### Task statement
Copy every line of the material below word for word.

#### Records provided ####

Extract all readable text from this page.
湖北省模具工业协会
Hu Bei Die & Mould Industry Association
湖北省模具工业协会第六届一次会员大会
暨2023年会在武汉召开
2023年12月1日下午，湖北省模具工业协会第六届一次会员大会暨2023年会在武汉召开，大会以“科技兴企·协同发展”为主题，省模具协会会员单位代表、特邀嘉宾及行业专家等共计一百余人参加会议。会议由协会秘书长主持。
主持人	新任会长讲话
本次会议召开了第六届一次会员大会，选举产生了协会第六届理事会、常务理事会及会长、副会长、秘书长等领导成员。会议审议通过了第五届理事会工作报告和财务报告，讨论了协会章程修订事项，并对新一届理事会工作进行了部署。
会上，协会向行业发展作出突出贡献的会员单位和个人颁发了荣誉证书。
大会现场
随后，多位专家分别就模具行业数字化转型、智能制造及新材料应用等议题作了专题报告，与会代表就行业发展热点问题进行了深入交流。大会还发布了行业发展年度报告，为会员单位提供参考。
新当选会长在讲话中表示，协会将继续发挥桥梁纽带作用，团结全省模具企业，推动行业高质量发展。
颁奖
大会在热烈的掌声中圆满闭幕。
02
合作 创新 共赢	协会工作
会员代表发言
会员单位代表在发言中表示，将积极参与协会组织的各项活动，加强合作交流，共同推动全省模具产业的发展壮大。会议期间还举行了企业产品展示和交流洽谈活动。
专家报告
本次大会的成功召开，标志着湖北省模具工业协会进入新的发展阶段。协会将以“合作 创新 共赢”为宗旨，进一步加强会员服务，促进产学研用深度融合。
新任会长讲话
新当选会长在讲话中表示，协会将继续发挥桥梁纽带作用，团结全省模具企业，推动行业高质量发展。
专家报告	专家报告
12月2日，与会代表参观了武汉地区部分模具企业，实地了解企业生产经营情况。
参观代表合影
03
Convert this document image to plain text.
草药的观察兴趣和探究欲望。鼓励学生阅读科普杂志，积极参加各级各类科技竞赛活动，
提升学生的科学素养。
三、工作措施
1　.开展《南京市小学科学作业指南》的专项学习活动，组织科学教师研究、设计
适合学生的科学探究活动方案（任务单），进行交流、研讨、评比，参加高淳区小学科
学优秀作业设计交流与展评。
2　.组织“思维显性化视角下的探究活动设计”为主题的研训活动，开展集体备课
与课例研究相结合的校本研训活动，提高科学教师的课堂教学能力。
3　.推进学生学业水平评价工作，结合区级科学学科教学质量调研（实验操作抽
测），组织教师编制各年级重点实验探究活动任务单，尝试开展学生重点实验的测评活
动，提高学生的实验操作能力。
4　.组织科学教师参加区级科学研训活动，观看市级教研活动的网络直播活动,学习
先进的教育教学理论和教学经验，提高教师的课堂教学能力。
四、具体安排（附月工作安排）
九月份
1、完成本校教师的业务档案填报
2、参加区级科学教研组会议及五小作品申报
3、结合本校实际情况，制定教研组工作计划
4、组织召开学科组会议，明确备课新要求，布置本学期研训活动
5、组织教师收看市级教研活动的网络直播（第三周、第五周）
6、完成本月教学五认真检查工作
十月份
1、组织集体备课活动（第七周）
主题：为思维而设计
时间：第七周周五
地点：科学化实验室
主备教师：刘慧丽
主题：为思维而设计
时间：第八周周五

####

### Response for this exercise
Extract all readable text from this page.
湖北省模具工业协会
Hu Bei Die & Mould Industry Association
湖北省模具工业协会第六届一次会员大会
暨2023年会在武汉召开
2023年12月1日下午，湖北省模具工业协会第六届一次会员大会暨2023年会在武汉召开，大会以“科技兴企·协同发展”为主题，省模具协会会员单位代表、特邀嘉宾及行业专家等共计一百余人参加会议。会议由协会秘书长主持。
主持人	新任会长讲话
本次会议召开了第六届一次会员大会，选举产生了协会第六届理事会、常务理事会及会长、副会长、秘书长等领导成员。会议审议通过了第五届理事会工作报告和财务报告，讨论了协会章程修订事项，并对新一届理事会工作进行了部署。
会上，协会向行业发展作出突出贡献的会员单位和个人颁发了荣誉证书。
大会现场
随后，多位专家分别就模具行业数字化转型、智能制造及新材料应用等议题作了专题报告，与会代表就行业发展热点问题进行了深入交流。大会还发布了行业发展年度报告，为会员单位提供参考。
新当选会长在讲话中表示，协会将继续发挥桥梁纽带作用，团结全省模具企业，推动行业高质量发展。
颁奖
大会在热烈的掌声中圆满闭幕。
02
合作 创新 共赢	协会工作
会员代表发言
会员单位代表在发言中表示，将积极参与协会组织的各项活动，加强合作交流，共同推动全省模具产业的发展壮大。会议期间还举行了企业产品展示和交流洽谈活动。
专家报告
本次大会的成功召开，标志着湖北省模具工业协会进入新的发展阶段。协会将以“合作 创新 共赢”为宗旨，进一步加强会员服务，促进产学研用深度融合。
新任会长讲话
新当选会长在讲话中表示，协会将继续发挥桥梁纽带作用，团结全省模具企业，推动行业高质量发展。
专家报告	专家报告
12月2日，与会代表参观了武汉地区部分模具企业，实地了解企业生产经营情况。
参观代表合影
03
Convert this document image to plain text.
草药的观察兴趣和探究欲望。鼓励学生阅读科普杂志，积极参加各级各类科技竞赛活动，
提升学生的科学素养。
三、工作措施
1　.开展《南京市小学科学作业指南》的专项学习活动，组织科学教师研究、设计
适合学生的科学探究活动方案（任务单），进行交流、研讨、评比，参加高淳区小学科
学优秀作业设计交流与展评。
2　.组织“思维显性化视角下的探究活动设计”为主题的研训活动，开展集体备课
与课例研究相结合的校本研训活动，提高科学教师的课堂教学能力。
3　.推进学生学业水平评价工作，结合区级科学学科教学质量调研（实验操作抽
测），组织教师编制各年级重点实验探究活动任务单，尝试开展学生重点实验的测评活
动，提高学生的实验操作能力。
4　.组织科学教师参加区级科学研训活动，观看市级教研活动的网络直播活动,学习
先进的教育教学理论和教学经验，提高教师的课堂教学能力。
四、具体安排（附月工作安排）
九月份
1、完成本校教师的业务档案填报
2、参加区级科学教研组会议及五小作品申报
3、结合本校实际情况，制定教研组工作计划
4、组织召开学科组会议，明确备课新要求，布置本学期研训活动
5、组织教师收看市级教研活动的网络直播（第三周、第五周）
6、完成本月教学五认真检查工作
十月份
1、组织集体备课活动（第七周）
主题：为思维而设计
时间：第七周周五
地点：科学化实验室
主备教师：刘慧丽
主题：为思维而设计
时间：第八周周五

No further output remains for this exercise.